Structured figure records:
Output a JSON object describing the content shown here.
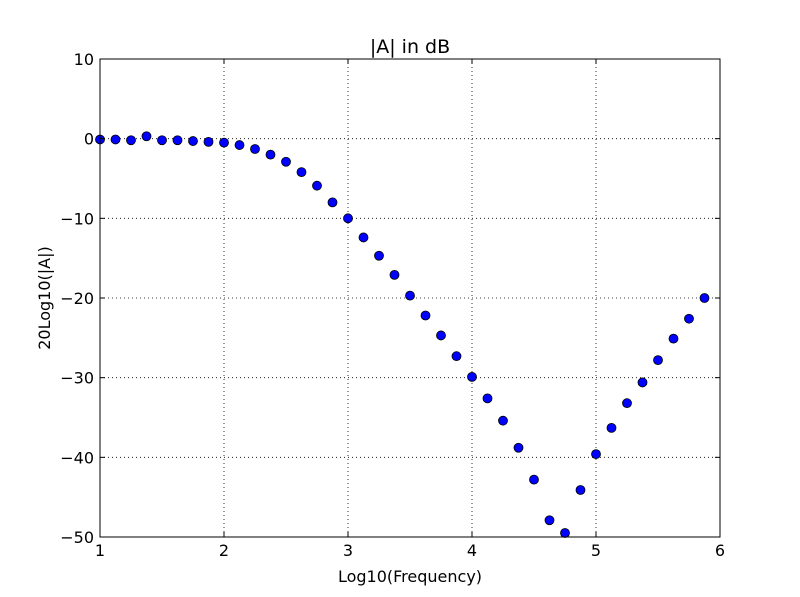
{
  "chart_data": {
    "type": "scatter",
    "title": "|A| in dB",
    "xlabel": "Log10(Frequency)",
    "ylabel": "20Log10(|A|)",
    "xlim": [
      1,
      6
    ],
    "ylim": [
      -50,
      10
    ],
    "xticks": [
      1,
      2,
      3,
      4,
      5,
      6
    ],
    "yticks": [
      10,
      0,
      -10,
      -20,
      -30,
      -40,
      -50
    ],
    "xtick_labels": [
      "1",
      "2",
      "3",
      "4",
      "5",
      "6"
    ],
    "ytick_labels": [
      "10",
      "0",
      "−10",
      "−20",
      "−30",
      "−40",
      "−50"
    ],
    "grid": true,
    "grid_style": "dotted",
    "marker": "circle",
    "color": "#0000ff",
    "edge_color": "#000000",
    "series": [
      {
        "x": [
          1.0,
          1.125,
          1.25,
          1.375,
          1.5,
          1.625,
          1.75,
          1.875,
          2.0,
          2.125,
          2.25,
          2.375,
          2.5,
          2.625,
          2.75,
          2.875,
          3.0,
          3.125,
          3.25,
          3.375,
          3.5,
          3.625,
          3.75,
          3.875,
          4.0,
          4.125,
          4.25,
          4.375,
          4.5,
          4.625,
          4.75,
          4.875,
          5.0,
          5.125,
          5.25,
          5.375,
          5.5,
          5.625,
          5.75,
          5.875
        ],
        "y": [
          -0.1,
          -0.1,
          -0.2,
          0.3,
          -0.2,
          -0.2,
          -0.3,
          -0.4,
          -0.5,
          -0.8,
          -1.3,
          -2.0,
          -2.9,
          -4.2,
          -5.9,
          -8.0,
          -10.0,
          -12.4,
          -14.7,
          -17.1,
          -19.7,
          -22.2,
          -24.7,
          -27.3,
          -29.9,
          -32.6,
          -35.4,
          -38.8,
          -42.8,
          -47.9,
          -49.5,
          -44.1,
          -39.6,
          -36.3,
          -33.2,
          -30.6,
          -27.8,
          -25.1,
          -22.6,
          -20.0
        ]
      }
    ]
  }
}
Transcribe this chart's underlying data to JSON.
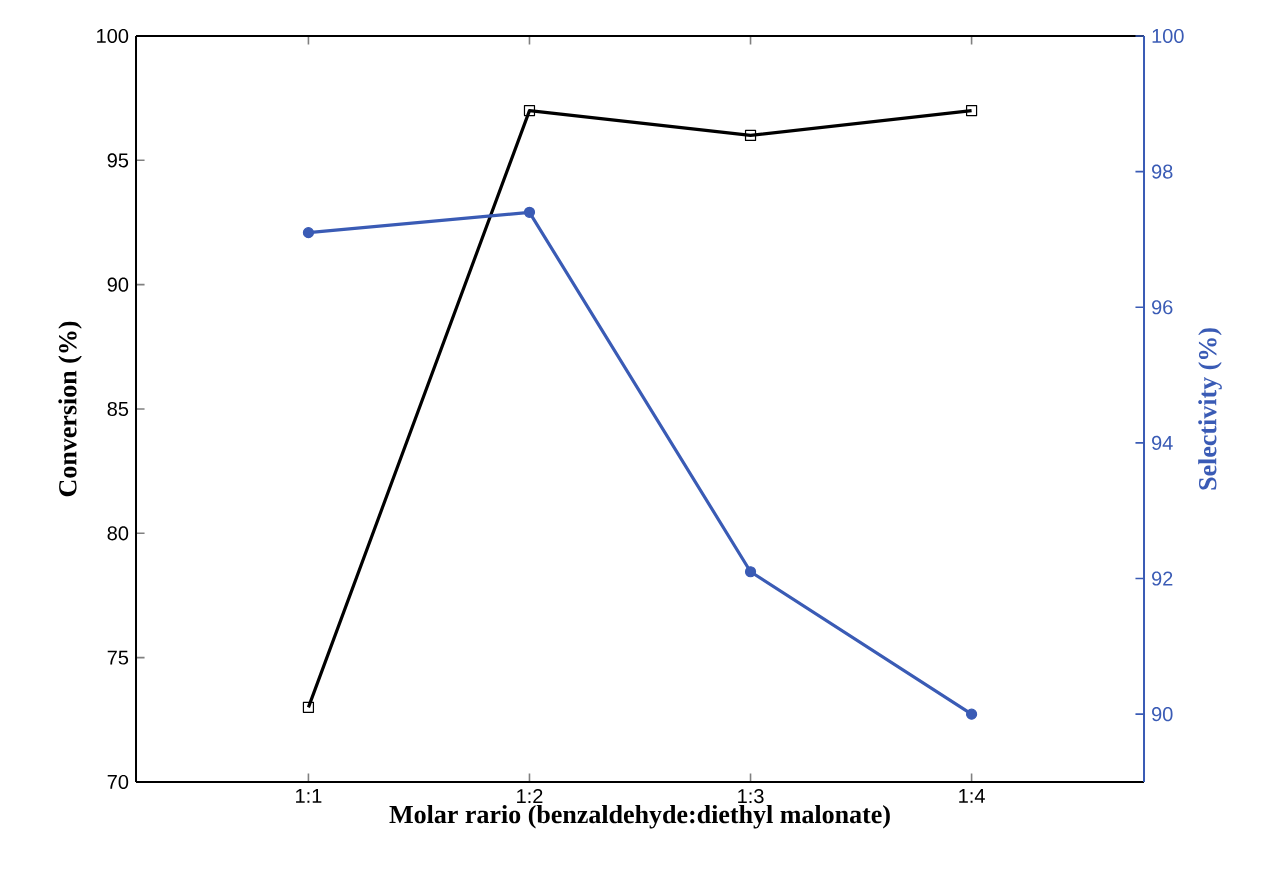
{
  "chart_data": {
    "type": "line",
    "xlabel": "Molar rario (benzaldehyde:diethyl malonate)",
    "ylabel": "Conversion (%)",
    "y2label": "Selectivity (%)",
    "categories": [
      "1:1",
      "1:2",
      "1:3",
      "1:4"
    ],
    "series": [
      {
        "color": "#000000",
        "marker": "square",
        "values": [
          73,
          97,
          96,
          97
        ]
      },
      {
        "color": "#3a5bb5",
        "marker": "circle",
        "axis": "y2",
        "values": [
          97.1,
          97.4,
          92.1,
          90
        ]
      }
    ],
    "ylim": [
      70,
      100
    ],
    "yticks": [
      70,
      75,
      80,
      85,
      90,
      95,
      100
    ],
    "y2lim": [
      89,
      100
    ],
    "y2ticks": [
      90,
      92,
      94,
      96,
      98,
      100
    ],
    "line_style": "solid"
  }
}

...

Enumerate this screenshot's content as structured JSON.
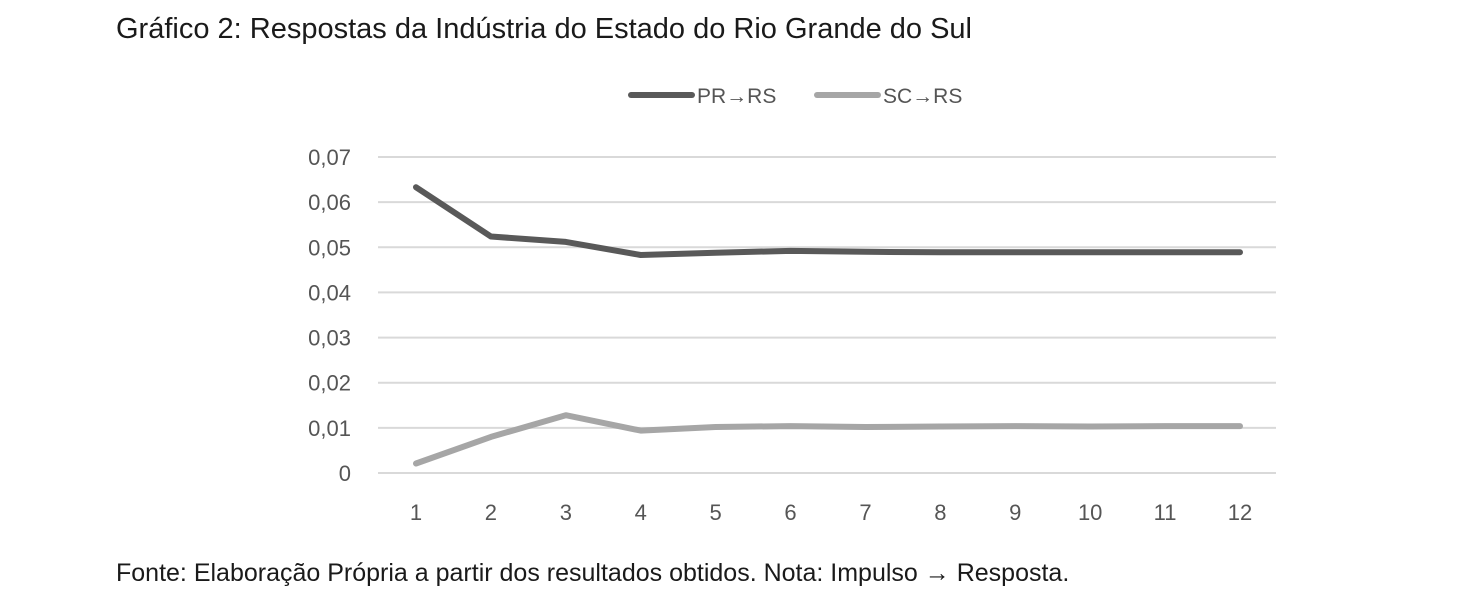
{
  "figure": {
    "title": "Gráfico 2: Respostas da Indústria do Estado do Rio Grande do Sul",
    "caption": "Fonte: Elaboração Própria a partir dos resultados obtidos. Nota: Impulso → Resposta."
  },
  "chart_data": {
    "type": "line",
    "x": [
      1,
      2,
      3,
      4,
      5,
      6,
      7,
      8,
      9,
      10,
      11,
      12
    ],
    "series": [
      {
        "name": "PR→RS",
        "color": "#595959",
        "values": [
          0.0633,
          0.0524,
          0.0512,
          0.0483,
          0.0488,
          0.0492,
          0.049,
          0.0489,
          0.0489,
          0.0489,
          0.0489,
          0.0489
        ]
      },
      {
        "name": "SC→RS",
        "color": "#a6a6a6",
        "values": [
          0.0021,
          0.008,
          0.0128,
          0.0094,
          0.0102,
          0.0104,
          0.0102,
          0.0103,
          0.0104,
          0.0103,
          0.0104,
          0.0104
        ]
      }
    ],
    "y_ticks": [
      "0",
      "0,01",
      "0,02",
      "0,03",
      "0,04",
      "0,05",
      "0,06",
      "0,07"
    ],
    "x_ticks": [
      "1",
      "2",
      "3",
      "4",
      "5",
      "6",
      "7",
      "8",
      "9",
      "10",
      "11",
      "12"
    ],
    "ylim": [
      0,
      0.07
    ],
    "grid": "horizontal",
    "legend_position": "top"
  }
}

> **Directions for this task**
Reply with nothing but the number of lines in the data above that contain "ylabel".

> **Exercise answer**
2